• Problem description: Repeat these records line for line, leaving out the pictures.

• Image region annotations:

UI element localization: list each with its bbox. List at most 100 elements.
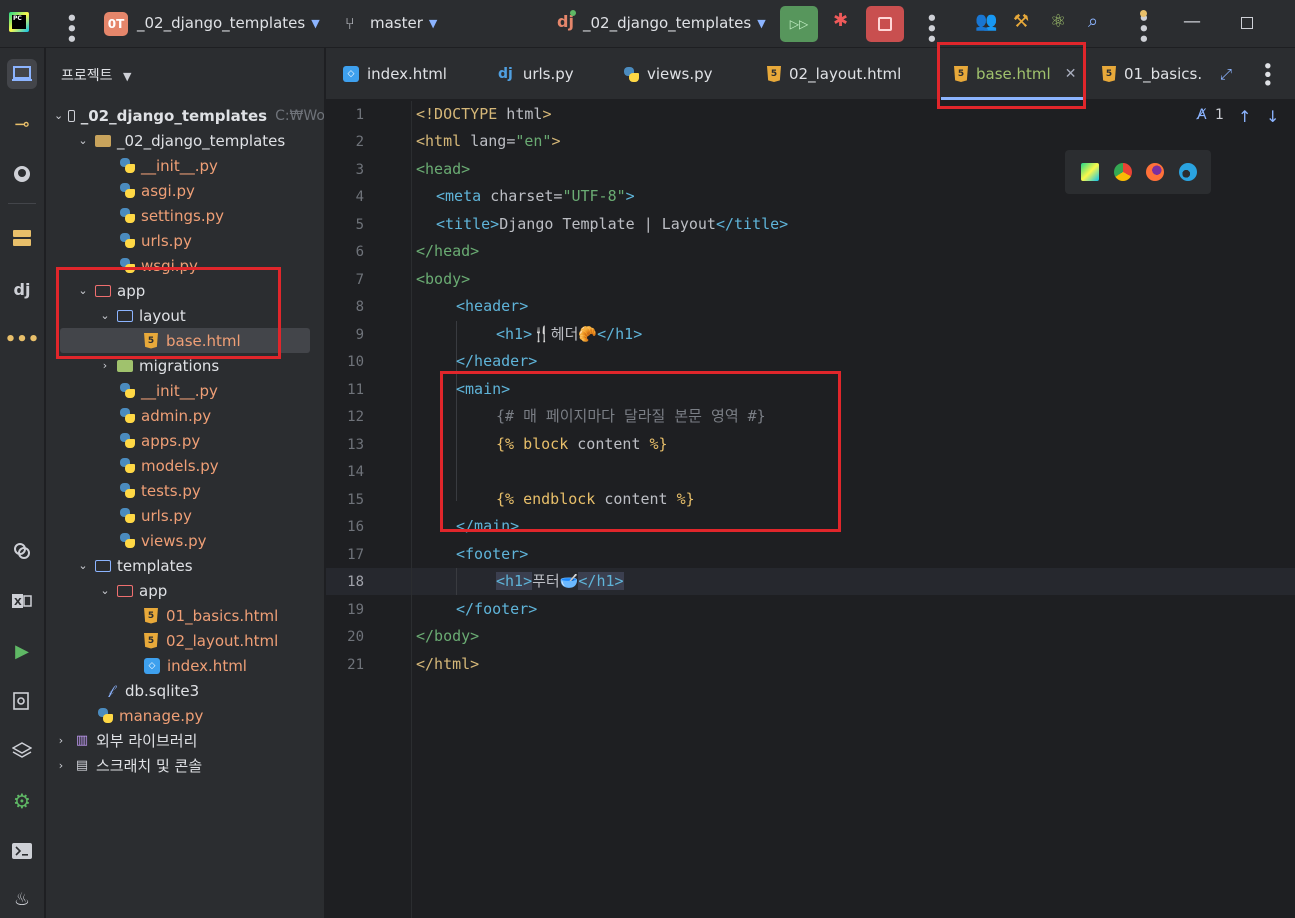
scratch-icon: ▤ <box>75 758 89 773</box>
terminal-icon[interactable] <box>7 836 37 866</box>
tree-item[interactable]: ⌄ templates <box>46 553 324 578</box>
html-file-icon: 5 <box>767 66 781 82</box>
tree-item[interactable]: views.py <box>46 528 324 553</box>
run-config-selector[interactable]: _02_django_templates ▼ <box>583 14 766 32</box>
more-icon[interactable]: ••• <box>5 324 40 354</box>
django-file-icon: dj <box>498 66 513 82</box>
minimize-icon[interactable]: — <box>1183 11 1201 32</box>
tree-item[interactable]: settings.py <box>46 203 324 228</box>
tab-views-py[interactable]: views.py <box>624 48 713 100</box>
commit-icon[interactable]: ⊸ <box>7 109 37 139</box>
tree-item[interactable]: ⌄ app <box>46 578 324 603</box>
chevron-down-icon: ⌄ <box>100 584 110 597</box>
branch-selector[interactable]: master ▼ <box>370 14 437 32</box>
debug-icon[interactable]: ✱ <box>833 10 848 31</box>
tree-item[interactable]: › ▤ 스크래치 및 콘솔 <box>46 753 324 778</box>
users-icon[interactable]: 👥 <box>975 11 997 32</box>
excel-icon[interactable]: X <box>7 586 37 616</box>
tree-item[interactable]: 5 02_layout.html <box>46 628 324 653</box>
tree-item[interactable]: asgi.py <box>46 178 324 203</box>
python-console-icon[interactable] <box>7 536 37 566</box>
run-config-name: _02_django_templates <box>583 14 752 32</box>
tab-01-basics-html[interactable]: 5 01_basics. <box>1102 48 1202 100</box>
pycharm-logo-icon[interactable]: PC <box>9 12 29 32</box>
code-line: <meta charset="UTF-8"> <box>436 187 635 205</box>
project-badge[interactable]: 0T <box>104 12 128 36</box>
edge-icon[interactable] <box>1179 163 1197 181</box>
chevron-down-icon: ⌄ <box>78 559 88 572</box>
tree-item[interactable]: models.py <box>46 453 324 478</box>
line-number: 15 <box>347 492 364 508</box>
tab-02-layout-html[interactable]: 5 02_layout.html <box>767 48 901 100</box>
tree-item[interactable]: apps.py <box>46 428 324 453</box>
maximize-icon[interactable] <box>1241 17 1253 29</box>
tree-item[interactable]: ◇ index.html <box>46 653 324 678</box>
tree-item[interactable]: admin.py <box>46 403 324 428</box>
project-selector[interactable]: _02_django_templates ▼ <box>137 14 320 32</box>
search-icon[interactable] <box>7 686 37 716</box>
tree-item[interactable]: __init__.py <box>46 153 324 178</box>
python-file-icon <box>98 708 113 723</box>
settings-icon[interactable]: ⚙ <box>7 786 37 816</box>
code-line: <h1>🍴헤더🥐</h1> <box>496 325 643 343</box>
line-number: 4 <box>355 189 364 205</box>
next-problem-icon[interactable]: ↓ <box>1266 107 1279 126</box>
prev-problem-icon[interactable]: ↑ <box>1238 107 1251 126</box>
line-number: 5 <box>355 217 364 233</box>
atom-icon[interactable]: ⚛ <box>1050 11 1066 32</box>
chevron-right-icon: › <box>58 759 64 772</box>
tree-item[interactable]: urls.py <box>46 228 324 253</box>
expand-icon[interactable]: ⤢ <box>1220 48 1232 100</box>
tree-item[interactable]: __init__.py <box>46 378 324 403</box>
tree-item[interactable]: urls.py <box>46 503 324 528</box>
tree-root[interactable]: ⌄ _02_django_templates C:₩Wo <box>46 103 324 128</box>
pycharm-browser-icon[interactable] <box>1081 163 1099 181</box>
search-icon[interactable]: ⌕ <box>1088 11 1098 32</box>
firefox-icon[interactable] <box>1146 163 1164 181</box>
inspection-count: 1 <box>1215 107 1224 123</box>
tab-urls-py[interactable]: dj urls.py <box>498 48 574 100</box>
tabs-menu-icon[interactable]: ••• <box>1258 48 1276 100</box>
database-icon[interactable] <box>7 223 37 253</box>
project-icon[interactable] <box>7 59 37 89</box>
tree-item[interactable]: 𝒻 db.sqlite3 <box>46 678 324 703</box>
run-button[interactable]: ▷▷ <box>780 6 818 42</box>
run-icon[interactable]: ▶ <box>7 636 37 666</box>
tools-icon[interactable]: ⚒ <box>1013 11 1029 32</box>
code-line: <head> <box>416 160 471 178</box>
layers-icon[interactable] <box>7 736 37 766</box>
tree-item[interactable]: manage.py <box>46 703 324 728</box>
line-number: 8 <box>355 299 364 315</box>
line-number: 10 <box>347 354 364 370</box>
stop-button[interactable] <box>866 6 904 42</box>
code-line: <header> <box>456 297 529 315</box>
python-file-icon <box>120 208 135 223</box>
folder-icon <box>117 359 133 372</box>
library-icon: ▥ <box>75 733 89 748</box>
more-actions-icon[interactable]: ••• <box>920 12 941 44</box>
chevron-right-icon: › <box>102 359 108 372</box>
inspection-widget[interactable]: A̸ <box>1197 107 1207 123</box>
line-number: 7 <box>355 272 364 288</box>
browser-preview-bar <box>1065 150 1211 194</box>
main-menu-icon[interactable]: ••• <box>60 12 81 44</box>
django-icon[interactable]: dj <box>7 274 37 304</box>
app-folder-icon <box>117 584 133 597</box>
chevron-right-icon: › <box>58 734 64 747</box>
sqlite-icon: 𝒻 <box>108 683 114 698</box>
code-line: <title>Django Template | Layout</title> <box>436 215 789 233</box>
tree-item[interactable]: › ▥ 외부 라이브러리 <box>46 728 324 753</box>
tree-item[interactable]: ⌄ _02_django_templates <box>46 128 324 153</box>
tab-index-html[interactable]: ◇ index.html <box>343 48 447 100</box>
folder-icon <box>95 134 111 147</box>
tree-item[interactable]: 5 01_basics.html <box>46 603 324 628</box>
python-file-icon <box>624 66 639 82</box>
tree-item[interactable]: tests.py <box>46 478 324 503</box>
github-icon[interactable] <box>7 159 37 189</box>
chrome-icon[interactable] <box>1114 163 1132 181</box>
project-panel-title[interactable]: 프로젝트 ▼ <box>61 65 131 85</box>
template-file-icon: ◇ <box>144 657 160 674</box>
notifications-icon[interactable]: ♨ <box>7 884 37 914</box>
chevron-down-icon: ▼ <box>311 16 320 30</box>
annotation-box-tree <box>56 267 281 359</box>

• Response:
UI element localization: list each with its bbox. List at most 100 elements.
scratch-icon: ▤ <box>75 758 89 773</box>
terminal-icon[interactable] <box>7 836 37 866</box>
tree-item[interactable]: ⌄ templates <box>46 553 324 578</box>
html-file-icon: 5 <box>767 66 781 82</box>
tree-item[interactable]: views.py <box>46 528 324 553</box>
run-config-selector[interactable]: _02_django_templates ▼ <box>583 14 766 32</box>
more-icon[interactable]: ••• <box>5 324 40 354</box>
django-file-icon: dj <box>498 66 513 82</box>
minimize-icon[interactable]: — <box>1183 11 1201 32</box>
tree-item[interactable]: settings.py <box>46 203 324 228</box>
tab-views-py[interactable]: views.py <box>624 48 713 100</box>
commit-icon[interactable]: ⊸ <box>7 109 37 139</box>
tree-item[interactable]: ⌄ app <box>46 578 324 603</box>
chevron-down-icon: ⌄ <box>100 584 110 597</box>
branch-selector[interactable]: master ▼ <box>370 14 437 32</box>
debug-icon[interactable]: ✱ <box>833 10 848 31</box>
tree-item[interactable]: › ▤ 스크래치 및 콘솔 <box>46 753 324 778</box>
users-icon[interactable]: 👥 <box>975 11 997 32</box>
excel-icon[interactable]: X <box>7 586 37 616</box>
tree-item[interactable]: 5 02_layout.html <box>46 628 324 653</box>
tree-item[interactable]: asgi.py <box>46 178 324 203</box>
python-console-icon[interactable] <box>7 536 37 566</box>
run-config-name: _02_django_templates <box>583 14 752 32</box>
tab-01-basics-html[interactable]: 5 01_basics. <box>1102 48 1202 100</box>
pycharm-logo-icon[interactable]: PC <box>9 12 29 32</box>
code-line: <meta charset="UTF-8"> <box>436 187 635 205</box>
project-badge[interactable]: 0T <box>104 12 128 36</box>
edge-icon[interactable] <box>1179 163 1197 181</box>
chevron-down-icon: ⌄ <box>78 559 88 572</box>
tree-item[interactable]: models.py <box>46 453 324 478</box>
line-number: 15 <box>347 492 364 508</box>
tab-02-layout-html[interactable]: 5 02_layout.html <box>767 48 901 100</box>
tree-item[interactable]: apps.py <box>46 428 324 453</box>
maximize-icon[interactable] <box>1241 17 1253 29</box>
tree-item[interactable]: ◇ index.html <box>46 653 324 678</box>
tree-item[interactable]: admin.py <box>46 403 324 428</box>
project-selector[interactable]: _02_django_templates ▼ <box>137 14 320 32</box>
search-icon[interactable] <box>7 686 37 716</box>
tree-item[interactable]: __init__.py <box>46 153 324 178</box>
python-file-icon <box>98 708 113 723</box>
settings-icon[interactable]: ⚙ <box>7 786 37 816</box>
code-line: <h1>🍴헤더🥐</h1> <box>496 325 643 343</box>
line-number: 4 <box>355 189 364 205</box>
next-problem-icon[interactable]: ↓ <box>1266 107 1279 126</box>
prev-problem-icon[interactable]: ↑ <box>1238 107 1251 126</box>
line-number: 5 <box>355 217 364 233</box>
atom-icon[interactable]: ⚛ <box>1050 11 1066 32</box>
chevron-right-icon: › <box>58 759 64 772</box>
tree-item[interactable]: urls.py <box>46 228 324 253</box>
expand-icon[interactable]: ⤢ <box>1220 48 1232 100</box>
tree-item[interactable]: __init__.py <box>46 378 324 403</box>
tree-item[interactable]: urls.py <box>46 503 324 528</box>
tree-root[interactable]: ⌄ _02_django_templates C:₩Wo <box>46 103 324 128</box>
pycharm-browser-icon[interactable] <box>1081 163 1099 181</box>
search-icon[interactable]: ⌕ <box>1088 11 1098 32</box>
firefox-icon[interactable] <box>1146 163 1164 181</box>
inspection-count: 1 <box>1215 107 1224 123</box>
tab-urls-py[interactable]: dj urls.py <box>498 48 574 100</box>
tabs-menu-icon[interactable]: ••• <box>1258 48 1276 100</box>
database-icon[interactable] <box>7 223 37 253</box>
project-icon[interactable] <box>7 59 37 89</box>
tree-item[interactable]: 𝒻 db.sqlite3 <box>46 678 324 703</box>
run-button[interactable]: ▷▷ <box>780 6 818 42</box>
run-icon[interactable]: ▶ <box>7 636 37 666</box>
tools-icon[interactable]: ⚒ <box>1013 11 1029 32</box>
code-line: <head> <box>416 160 471 178</box>
layers-icon[interactable] <box>7 736 37 766</box>
tree-item[interactable]: manage.py <box>46 703 324 728</box>
line-number: 8 <box>355 299 364 315</box>
line-number: 10 <box>347 354 364 370</box>
stop-button[interactable] <box>866 6 904 42</box>
code-line: <header> <box>456 297 529 315</box>
python-file-icon <box>120 208 135 223</box>
folder-icon <box>117 359 133 372</box>
library-icon: ▥ <box>75 733 89 748</box>
more-actions-icon[interactable]: ••• <box>920 12 941 44</box>
chevron-right-icon: › <box>102 359 108 372</box>
inspection-widget[interactable]: A̸ <box>1197 107 1207 123</box>
line-number: 7 <box>355 272 364 288</box>
browser-preview-bar <box>1065 150 1211 194</box>
main-menu-icon[interactable]: ••• <box>60 12 81 44</box>
django-icon[interactable]: dj <box>7 274 37 304</box>
app-folder-icon <box>117 584 133 597</box>
chevron-right-icon: › <box>58 734 64 747</box>
sqlite-icon: 𝒻 <box>108 683 114 698</box>
code-line: <title>Django Template | Layout</title> <box>436 215 789 233</box>
tree-item[interactable]: › ▥ 외부 라이브러리 <box>46 728 324 753</box>
tree-item[interactable]: ⌄ _02_django_templates <box>46 128 324 153</box>
tab-index-html[interactable]: ◇ index.html <box>343 48 447 100</box>
folder-icon <box>95 134 111 147</box>
tree-item[interactable]: 5 01_basics.html <box>46 603 324 628</box>
python-file-icon <box>624 66 639 82</box>
tree-item[interactable]: tests.py <box>46 478 324 503</box>
github-icon[interactable] <box>7 159 37 189</box>
chrome-icon[interactable] <box>1114 163 1132 181</box>
project-panel-title[interactable]: 프로젝트 ▼ <box>61 65 131 85</box>
template-file-icon: ◇ <box>144 657 160 674</box>
notifications-icon[interactable]: ♨ <box>7 884 37 914</box>
chevron-down-icon: ▼ <box>311 16 320 30</box>
annotation-box-tree <box>56 267 281 359</box>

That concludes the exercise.